In the listing below, locate the lines that hold the string "Sample". Copy those lines.

◆ DATA FOR PROCESSING ◆
----------------------------------------
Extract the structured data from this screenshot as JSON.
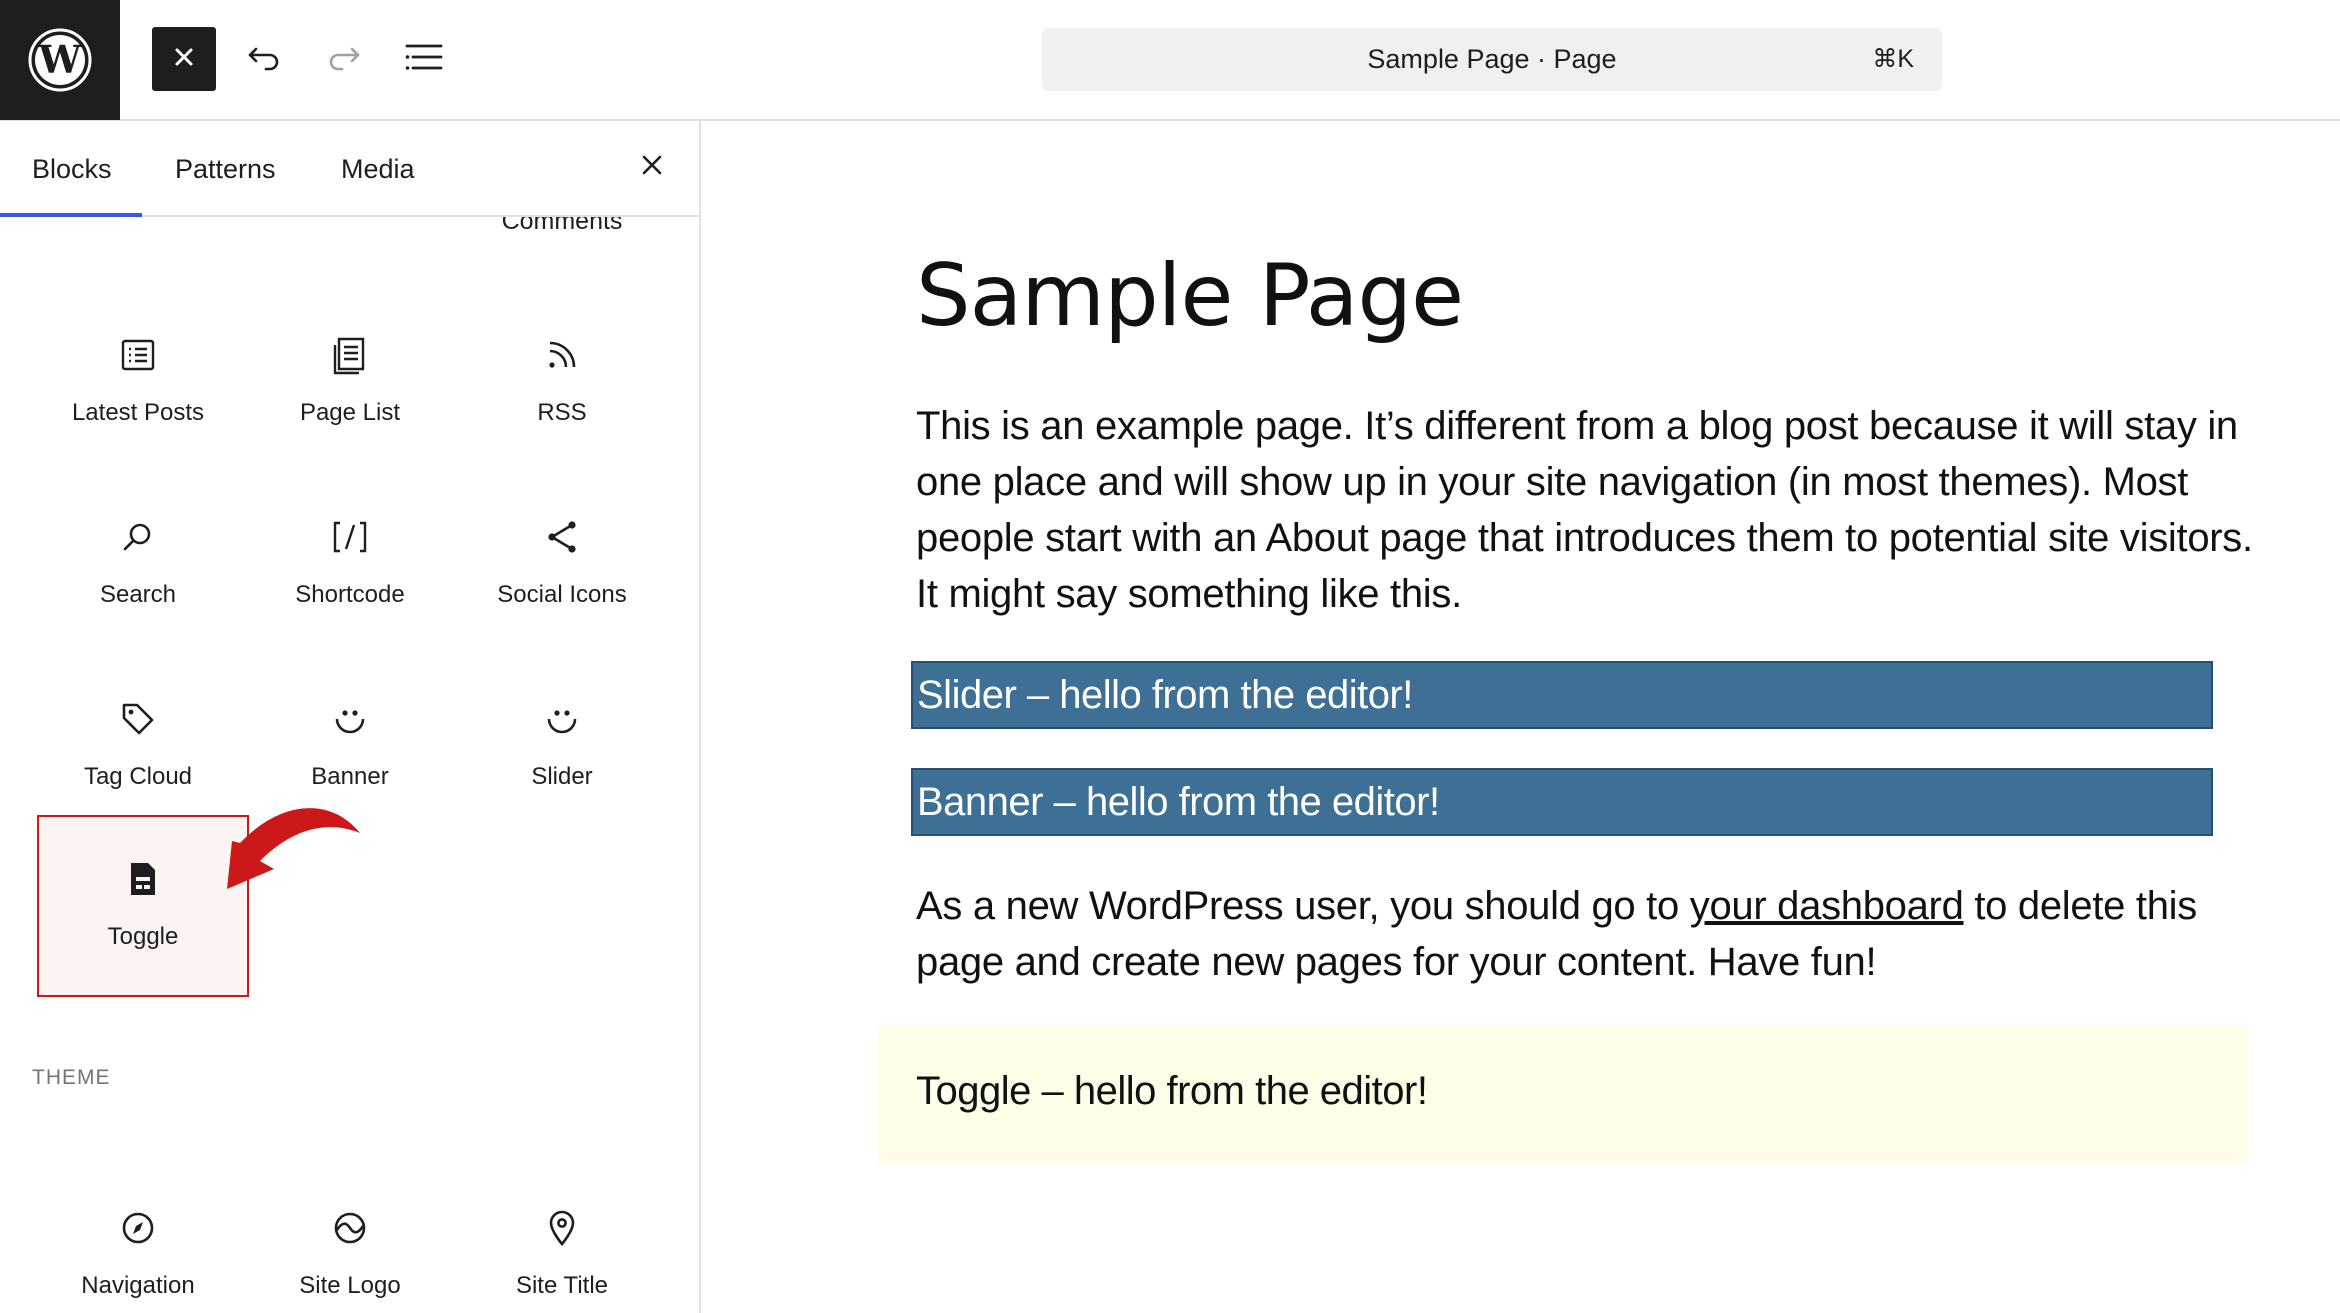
{
  "colors": {
    "accent": "#3858e9",
    "dark": "#1e1e1e",
    "custom_block_bg": "#3e7096",
    "toggle_bg": "#fefee8",
    "highlight_border": "#cc1818",
    "arrow": "#cc1818"
  },
  "toolbar": {
    "logo_icon": "wordpress-logo-icon",
    "inserter_icon": "close-icon",
    "undo_icon": "undo-icon",
    "redo_icon": "redo-icon",
    "outline_icon": "document-overview-icon"
  },
  "command_bar": {
    "title": "Sample Page · Page",
    "shortcut": "⌘K"
  },
  "inserter": {
    "tabs": [
      {
        "label": "Blocks",
        "active": true
      },
      {
        "label": "Patterns",
        "active": false
      },
      {
        "label": "Media",
        "active": false
      }
    ],
    "cut_off_label": "Comments",
    "blocks": [
      {
        "label": "Latest Posts",
        "icon": "latest-posts-icon"
      },
      {
        "label": "Page List",
        "icon": "page-list-icon"
      },
      {
        "label": "RSS",
        "icon": "rss-icon"
      },
      {
        "label": "Search",
        "icon": "search-icon"
      },
      {
        "label": "Shortcode",
        "icon": "shortcode-icon"
      },
      {
        "label": "Social Icons",
        "icon": "share-icon"
      },
      {
        "label": "Tag Cloud",
        "icon": "tag-icon"
      },
      {
        "label": "Banner",
        "icon": "smiley-icon"
      },
      {
        "label": "Slider",
        "icon": "smiley-icon"
      },
      {
        "label": "Toggle",
        "icon": "form-icon",
        "highlighted": true
      }
    ],
    "theme_section": {
      "label": "THEME",
      "blocks": [
        {
          "label": "Navigation",
          "icon": "compass-icon"
        },
        {
          "label": "Site Logo",
          "icon": "site-logo-icon"
        },
        {
          "label": "Site Title",
          "icon": "map-marker-icon"
        }
      ]
    }
  },
  "editor": {
    "title": "Sample Page",
    "paragraph1": "This is an example page. It’s different from a blog post because it will stay in one place and will show up in your site navigation (in most themes). Most people start with an About page that introduces them to potential site visitors. It might say something like this.",
    "slider_block": "Slider – hello from the editor!",
    "banner_block": "Banner – hello from the editor!",
    "paragraph2_before": "As a new WordPress user, you should go to ",
    "paragraph2_link": "your dashboard",
    "paragraph2_after": " to delete this page and create new pages for your content. Have fun!",
    "toggle_block": "Toggle – hello from the editor!"
  }
}
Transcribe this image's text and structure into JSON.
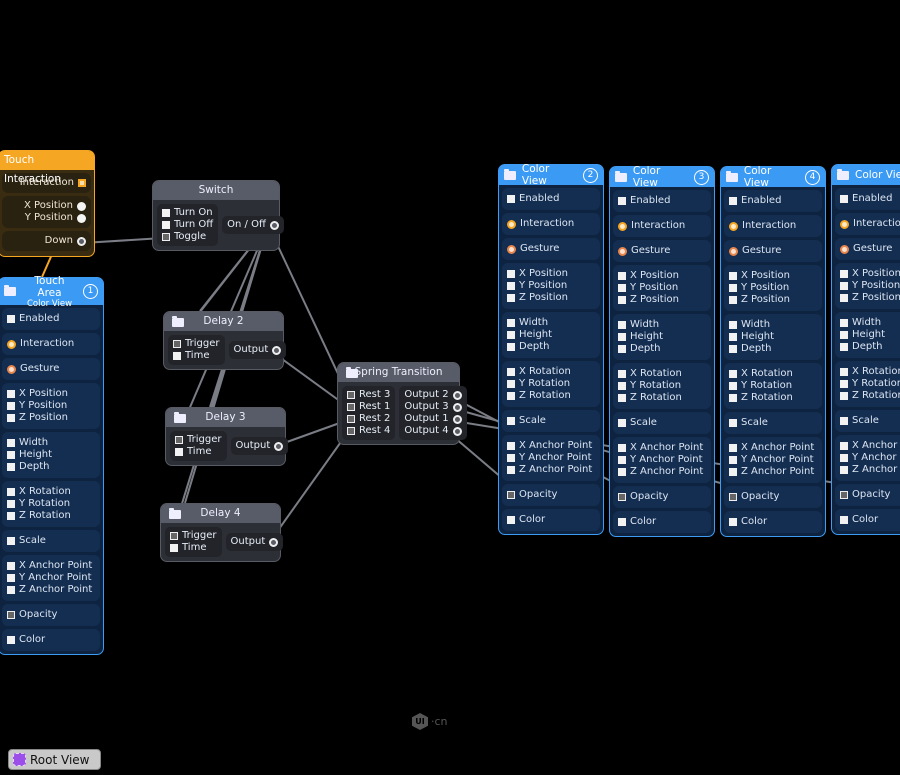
{
  "colors": {
    "layer_accent": "#3b9af4",
    "touch_accent": "#f5a623",
    "patch_header": "#585c68",
    "wire": "#7a7d85",
    "root_icon": "#9b4fe8"
  },
  "touch_interaction": {
    "title": "Touch Interaction",
    "ports": [
      "Interaction",
      "X Position",
      "Y Position",
      "Down"
    ]
  },
  "switch": {
    "title": "Switch",
    "inputs": [
      "Turn On",
      "Turn Off",
      "Toggle"
    ],
    "output": "On / Off"
  },
  "delays": [
    {
      "title": "Delay 2",
      "inputs": [
        "Trigger",
        "Time"
      ],
      "output": "Output"
    },
    {
      "title": "Delay 3",
      "inputs": [
        "Trigger",
        "Time"
      ],
      "output": "Output"
    },
    {
      "title": "Delay 4",
      "inputs": [
        "Trigger",
        "Time"
      ],
      "output": "Output"
    }
  ],
  "spring": {
    "title": "Spring Transition",
    "inputs": [
      "Rest 3",
      "Rest 1",
      "Rest 2",
      "Rest 4"
    ],
    "outputs": [
      "Output 2",
      "Output 3",
      "Output 1",
      "Output 4"
    ]
  },
  "layer_groups": [
    [
      "Enabled"
    ],
    [
      "Interaction"
    ],
    [
      "Gesture"
    ],
    [
      "X Position",
      "Y Position",
      "Z Position"
    ],
    [
      "Width",
      "Height",
      "Depth"
    ],
    [
      "X Rotation",
      "Y Rotation",
      "Z Rotation"
    ],
    [
      "Scale"
    ],
    [
      "X Anchor Point",
      "Y Anchor Point",
      "Z Anchor Point"
    ],
    [
      "Opacity"
    ],
    [
      "Color"
    ]
  ],
  "layers": [
    {
      "title": "Touch Area",
      "subtitle": "Color View",
      "badge": "1"
    },
    {
      "title": "Color View",
      "badge": "2"
    },
    {
      "title": "Color View",
      "badge": "3"
    },
    {
      "title": "Color View",
      "badge": "4"
    },
    {
      "title": "Color View",
      "badge": ""
    }
  ],
  "root_view": {
    "label": "Root View",
    "icon": "layer-square-icon"
  },
  "watermark": {
    "logo": "UI",
    "text": "·cn"
  }
}
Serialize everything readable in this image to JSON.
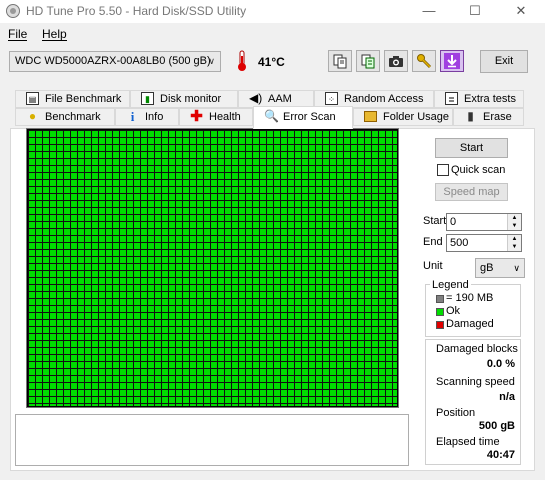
{
  "window": {
    "title": "HD Tune Pro 5.50 - Hard Disk/SSD Utility",
    "minimize": "—",
    "maximize": "☐",
    "close": "✕"
  },
  "menu": {
    "file": "File",
    "help": "Help"
  },
  "toolbar": {
    "drive": "WDC WD5000AZRX-00A8LB0 (500 gB)",
    "temperature": "41°C",
    "exit_label": "Exit",
    "icons": [
      "copy-icon",
      "copy-info-icon",
      "camera-icon",
      "wrench-icon",
      "download-icon"
    ]
  },
  "tabs_top": [
    {
      "label": "File Benchmark",
      "icon": "file-benchmark-icon"
    },
    {
      "label": "Disk monitor",
      "icon": "disk-monitor-icon"
    },
    {
      "label": "AAM",
      "icon": "speaker-icon"
    },
    {
      "label": "Random Access",
      "icon": "random-access-icon"
    },
    {
      "label": "Extra tests",
      "icon": "extra-tests-icon"
    }
  ],
  "tabs_bottom": [
    {
      "label": "Benchmark",
      "icon": "lightbulb-icon"
    },
    {
      "label": "Info",
      "icon": "info-icon"
    },
    {
      "label": "Health",
      "icon": "health-cross-icon"
    },
    {
      "label": "Error Scan",
      "icon": "magnifier-icon",
      "active": true
    },
    {
      "label": "Folder Usage",
      "icon": "folder-icon"
    },
    {
      "label": "Erase",
      "icon": "trash-icon"
    }
  ],
  "scan": {
    "start_button": "Start",
    "quick_scan_label": "Quick scan",
    "quick_scan_checked": false,
    "speed_map_button": "Speed map",
    "start_label": "Start",
    "start_value": "0",
    "end_label": "End",
    "end_value": "500",
    "unit_label": "Unit",
    "unit_value": "gB",
    "block_color": "#00dd00"
  },
  "legend": {
    "title": "Legend",
    "items": [
      {
        "label": "= 190 MB",
        "color": "#808080"
      },
      {
        "label": "Ok",
        "color": "#00dd00"
      },
      {
        "label": "Damaged",
        "color": "#e00000"
      }
    ]
  },
  "stats": {
    "damaged_label": "Damaged blocks",
    "damaged_value": "0.0 %",
    "speed_label": "Scanning speed",
    "speed_value": "n/a",
    "position_label": "Position",
    "position_value": "500 gB",
    "elapsed_label": "Elapsed time",
    "elapsed_value": "40:47"
  }
}
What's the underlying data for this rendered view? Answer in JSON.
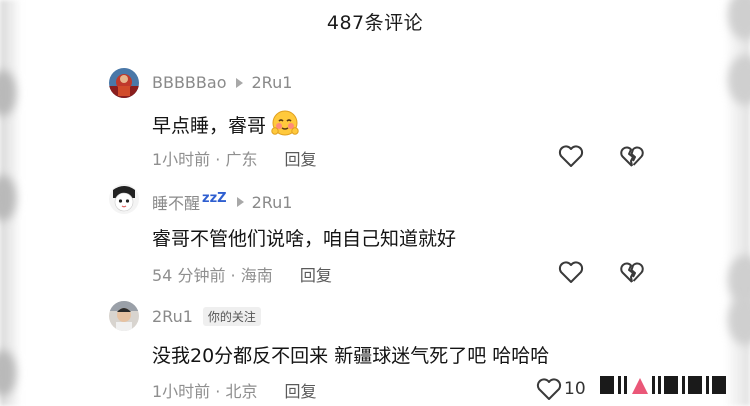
{
  "header": {
    "title": "487条评论"
  },
  "comments": [
    {
      "username": "BBBBBao",
      "reply_to": "2Ru1",
      "text": "早点睡，睿哥",
      "time": "1小时前 · 广东",
      "reply_label": "回复"
    },
    {
      "username": "睡不醒",
      "username_suffix": "zzZ",
      "reply_to": "2Ru1",
      "text": "睿哥不管他们说啥，咱自己知道就好",
      "time": "54 分钟前 · 海南",
      "reply_label": "回复"
    },
    {
      "username": "2Ru1",
      "tag": "你的关注",
      "text": "没我20分都反不回来 新疆球迷气死了吧 哈哈哈",
      "time": "1小时前 · 北京",
      "reply_label": "回复",
      "like_count": "10"
    }
  ],
  "icons": {
    "like": "heart-outline-icon",
    "dislike": "broken-heart-icon",
    "reply_indicator": "triangle-arrow-icon",
    "emoji": "blushing-face-emoji"
  },
  "colors": {
    "text_primary": "#141414",
    "text_secondary": "#8f8f8f",
    "username": "#8a8a8a",
    "icon_stroke": "#3a3a3a"
  }
}
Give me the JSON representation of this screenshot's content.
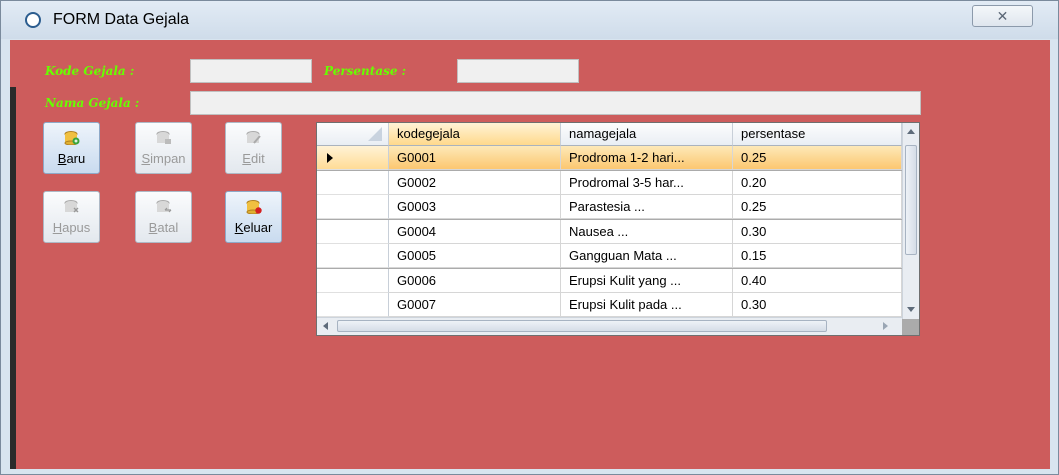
{
  "window": {
    "title": "FORM Data Gejala",
    "close_glyph": "✕",
    "form_background": "#cd5c5c"
  },
  "form": {
    "kode_label": "Kode Gejala :",
    "kode_value": "",
    "persentase_label": "Persentase :",
    "persentase_value": "",
    "nama_label": "Nama Gejala :",
    "nama_value": "",
    "label_color": "#66ff00"
  },
  "toolbar": {
    "baru": {
      "label": "Baru",
      "underline": "B",
      "rest": "aru",
      "icon": "db-add-icon",
      "enabled": true
    },
    "simpan": {
      "label": "Simpan",
      "underline": "S",
      "rest": "impan",
      "icon": "db-save-icon",
      "enabled": false
    },
    "edit": {
      "label": "Edit",
      "underline": "E",
      "rest": "dit",
      "icon": "db-edit-icon",
      "enabled": false
    },
    "hapus": {
      "label": "Hapus",
      "underline": "H",
      "rest": "apus",
      "icon": "db-delete-icon",
      "enabled": false
    },
    "batal": {
      "label": "Batal",
      "underline": "B",
      "rest": "atal",
      "icon": "db-undo-icon",
      "enabled": false
    },
    "keluar": {
      "label": "Keluar",
      "underline": "K",
      "rest": "eluar",
      "icon": "db-exit-icon",
      "enabled": true
    }
  },
  "grid": {
    "columns": [
      "kodegejala",
      "namagejala",
      "persentase"
    ],
    "rows": [
      {
        "kodegejala": "G0001",
        "namagejala": "Prodroma 1-2 hari...",
        "persentase": "0.25",
        "selected": true
      },
      {
        "kodegejala": "G0002",
        "namagejala": "Prodromal 3-5 har...",
        "persentase": "0.20",
        "selected": false
      },
      {
        "kodegejala": "G0003",
        "namagejala": "Parastesia        ...",
        "persentase": "0.25",
        "selected": false
      },
      {
        "kodegejala": "G0004",
        "namagejala": "Nausea             ...",
        "persentase": "0.30",
        "selected": false
      },
      {
        "kodegejala": "G0005",
        "namagejala": "Gangguan Mata   ...",
        "persentase": "0.15",
        "selected": false
      },
      {
        "kodegejala": "G0006",
        "namagejala": "Erupsi Kulit yang ...",
        "persentase": "0.40",
        "selected": false
      },
      {
        "kodegejala": "G0007",
        "namagejala": "Erupsi Kulit pada ...",
        "persentase": "0.30",
        "selected": false
      }
    ]
  }
}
----------------------------------------
◆ THE ANSWER ◆
    "title": "Sample Page · Page",
    "title": "Sample Page",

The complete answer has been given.